Write each line out again exactly as written.

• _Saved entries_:

════

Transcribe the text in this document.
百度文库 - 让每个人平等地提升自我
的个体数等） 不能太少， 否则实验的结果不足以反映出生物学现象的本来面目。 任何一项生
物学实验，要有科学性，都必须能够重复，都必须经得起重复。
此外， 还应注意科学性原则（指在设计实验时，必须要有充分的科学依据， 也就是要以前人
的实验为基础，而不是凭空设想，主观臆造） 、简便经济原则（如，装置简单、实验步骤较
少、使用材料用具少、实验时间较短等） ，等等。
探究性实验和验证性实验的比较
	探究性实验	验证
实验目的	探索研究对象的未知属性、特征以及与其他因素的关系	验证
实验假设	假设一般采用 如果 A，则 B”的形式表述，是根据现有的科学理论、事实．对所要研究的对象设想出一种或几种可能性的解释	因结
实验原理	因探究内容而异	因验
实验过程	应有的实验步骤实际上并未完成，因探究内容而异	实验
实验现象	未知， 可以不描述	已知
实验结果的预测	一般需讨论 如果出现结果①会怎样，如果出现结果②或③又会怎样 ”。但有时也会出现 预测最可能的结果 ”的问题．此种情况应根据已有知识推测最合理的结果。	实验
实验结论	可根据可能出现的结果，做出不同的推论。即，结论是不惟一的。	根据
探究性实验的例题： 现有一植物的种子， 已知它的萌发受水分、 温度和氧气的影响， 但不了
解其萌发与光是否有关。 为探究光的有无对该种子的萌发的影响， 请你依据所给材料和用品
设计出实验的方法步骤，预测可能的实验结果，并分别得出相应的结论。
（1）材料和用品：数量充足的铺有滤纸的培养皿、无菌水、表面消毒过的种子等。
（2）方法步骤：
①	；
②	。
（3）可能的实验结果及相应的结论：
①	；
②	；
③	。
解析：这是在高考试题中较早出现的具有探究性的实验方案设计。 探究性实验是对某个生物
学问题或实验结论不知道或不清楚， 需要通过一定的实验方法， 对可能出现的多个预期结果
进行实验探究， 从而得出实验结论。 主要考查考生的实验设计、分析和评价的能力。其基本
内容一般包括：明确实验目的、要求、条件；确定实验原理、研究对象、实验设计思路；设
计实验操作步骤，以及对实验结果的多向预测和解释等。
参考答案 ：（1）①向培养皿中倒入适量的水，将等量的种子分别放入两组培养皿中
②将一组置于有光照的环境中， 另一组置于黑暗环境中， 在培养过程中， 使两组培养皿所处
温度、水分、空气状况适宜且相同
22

════

• _Output of the exercise_:
Transcribe the text in this document.
百度文库 - 让每个人平等地提升自我
的个体数等） 不能太少， 否则实验的结果不足以反映出生物学现象的本来面目。 任何一项生
物学实验，要有科学性，都必须能够重复，都必须经得起重复。
此外， 还应注意科学性原则（指在设计实验时，必须要有充分的科学依据， 也就是要以前人
的实验为基础，而不是凭空设想，主观臆造） 、简便经济原则（如，装置简单、实验步骤较
少、使用材料用具少、实验时间较短等） ，等等。
探究性实验和验证性实验的比较
	探究性实验	验证
实验目的	探索研究对象的未知属性、特征以及与其他因素的关系	验证
实验假设	假设一般采用 如果 A，则 B”的形式表述，是根据现有的科学理论、事实．对所要研究的对象设想出一种或几种可能性的解释	因结
实验原理	因探究内容而异	因验
实验过程	应有的实验步骤实际上并未完成，因探究内容而异	实验
实验现象	未知， 可以不描述	已知
实验结果的预测	一般需讨论 如果出现结果①会怎样，如果出现结果②或③又会怎样 ”。但有时也会出现 预测最可能的结果 ”的问题．此种情况应根据已有知识推测最合理的结果。	实验
实验结论	可根据可能出现的结果，做出不同的推论。即，结论是不惟一的。	根据
探究性实验的例题： 现有一植物的种子， 已知它的萌发受水分、 温度和氧气的影响， 但不了
解其萌发与光是否有关。 为探究光的有无对该种子的萌发的影响， 请你依据所给材料和用品
设计出实验的方法步骤，预测可能的实验结果，并分别得出相应的结论。
（1）材料和用品：数量充足的铺有滤纸的培养皿、无菌水、表面消毒过的种子等。
（2）方法步骤：
①	；
②	。
（3）可能的实验结果及相应的结论：
①	；
②	；
③	。
解析：这是在高考试题中较早出现的具有探究性的实验方案设计。 探究性实验是对某个生物
学问题或实验结论不知道或不清楚， 需要通过一定的实验方法， 对可能出现的多个预期结果
进行实验探究， 从而得出实验结论。 主要考查考生的实验设计、分析和评价的能力。其基本
内容一般包括：明确实验目的、要求、条件；确定实验原理、研究对象、实验设计思路；设
计实验操作步骤，以及对实验结果的多向预测和解释等。
参考答案 ：（1）①向培养皿中倒入适量的水，将等量的种子分别放入两组培养皿中
②将一组置于有光照的环境中， 另一组置于黑暗环境中， 在培养过程中， 使两组培养皿所处
温度、水分、空气状况适宜且相同
22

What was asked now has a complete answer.